### Excerpted data
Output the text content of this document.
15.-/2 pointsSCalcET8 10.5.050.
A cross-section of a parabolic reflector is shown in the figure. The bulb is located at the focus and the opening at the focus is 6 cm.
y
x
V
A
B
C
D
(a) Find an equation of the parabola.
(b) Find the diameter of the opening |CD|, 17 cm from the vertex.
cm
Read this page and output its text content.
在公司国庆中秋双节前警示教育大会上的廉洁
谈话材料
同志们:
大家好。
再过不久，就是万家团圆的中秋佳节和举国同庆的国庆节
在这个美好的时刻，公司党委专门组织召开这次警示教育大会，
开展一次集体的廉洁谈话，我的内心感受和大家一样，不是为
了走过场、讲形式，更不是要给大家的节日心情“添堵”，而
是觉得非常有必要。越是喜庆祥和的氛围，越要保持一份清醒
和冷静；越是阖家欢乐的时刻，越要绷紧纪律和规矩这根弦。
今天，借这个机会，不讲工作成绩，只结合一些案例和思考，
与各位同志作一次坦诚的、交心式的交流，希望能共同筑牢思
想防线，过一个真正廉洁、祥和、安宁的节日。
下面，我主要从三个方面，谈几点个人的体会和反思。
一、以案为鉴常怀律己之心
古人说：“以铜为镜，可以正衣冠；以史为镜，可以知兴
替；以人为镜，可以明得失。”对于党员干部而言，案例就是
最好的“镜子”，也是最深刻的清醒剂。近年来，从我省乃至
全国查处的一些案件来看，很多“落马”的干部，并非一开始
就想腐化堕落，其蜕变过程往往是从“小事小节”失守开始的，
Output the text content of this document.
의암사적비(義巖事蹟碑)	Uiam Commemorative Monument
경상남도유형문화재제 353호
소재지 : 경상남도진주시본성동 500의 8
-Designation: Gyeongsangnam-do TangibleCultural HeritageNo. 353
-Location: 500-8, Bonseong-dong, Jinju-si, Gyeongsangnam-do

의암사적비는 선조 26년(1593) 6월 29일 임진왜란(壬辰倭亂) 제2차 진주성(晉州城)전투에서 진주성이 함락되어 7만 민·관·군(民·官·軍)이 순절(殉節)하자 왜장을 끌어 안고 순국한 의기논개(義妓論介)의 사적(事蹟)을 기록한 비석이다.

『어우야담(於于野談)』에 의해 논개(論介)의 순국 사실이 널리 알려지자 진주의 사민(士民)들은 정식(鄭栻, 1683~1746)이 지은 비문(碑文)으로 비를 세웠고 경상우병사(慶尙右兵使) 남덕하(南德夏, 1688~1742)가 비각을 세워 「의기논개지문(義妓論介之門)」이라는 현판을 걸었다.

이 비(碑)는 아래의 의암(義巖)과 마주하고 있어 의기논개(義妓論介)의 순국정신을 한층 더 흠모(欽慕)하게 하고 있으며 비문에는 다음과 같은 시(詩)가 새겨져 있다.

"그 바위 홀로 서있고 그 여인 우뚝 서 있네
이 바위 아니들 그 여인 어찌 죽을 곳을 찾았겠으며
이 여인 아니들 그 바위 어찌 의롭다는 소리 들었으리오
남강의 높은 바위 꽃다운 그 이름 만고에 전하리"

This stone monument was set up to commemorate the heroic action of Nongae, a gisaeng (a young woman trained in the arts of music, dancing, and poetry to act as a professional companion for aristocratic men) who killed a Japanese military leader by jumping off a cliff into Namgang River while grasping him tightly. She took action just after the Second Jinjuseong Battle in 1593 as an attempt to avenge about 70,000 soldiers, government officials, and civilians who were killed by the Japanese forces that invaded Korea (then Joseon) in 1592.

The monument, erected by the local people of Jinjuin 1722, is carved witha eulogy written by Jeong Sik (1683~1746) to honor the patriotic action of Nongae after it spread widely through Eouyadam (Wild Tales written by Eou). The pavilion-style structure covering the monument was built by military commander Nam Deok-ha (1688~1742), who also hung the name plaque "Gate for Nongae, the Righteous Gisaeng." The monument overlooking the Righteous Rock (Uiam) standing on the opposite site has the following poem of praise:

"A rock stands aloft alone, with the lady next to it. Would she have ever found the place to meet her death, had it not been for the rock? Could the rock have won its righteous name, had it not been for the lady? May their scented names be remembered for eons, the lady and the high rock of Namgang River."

### Stated problem
Copy out each line of the records where the string "Uiam" appears.

### Response below
의암사적비(義巖事蹟碑)	Uiam Commemorative Monument
The monument, erected by the local people of Jinjuin 1722, is carved witha eulogy written by Jeong Sik (1683~1746) to honor the patriotic action of Nongae after it spread widely through Eouyadam (Wild Tales written by Eou). The pavilion-style structure covering the monument was built by military commander Nam Deok-ha (1688~1742), who also hung the name plaque "Gate for Nongae, the Righteous Gisaeng." The monument overlooking the Righteous Rock (Uiam) standing on the opposite site has the following poem of praise:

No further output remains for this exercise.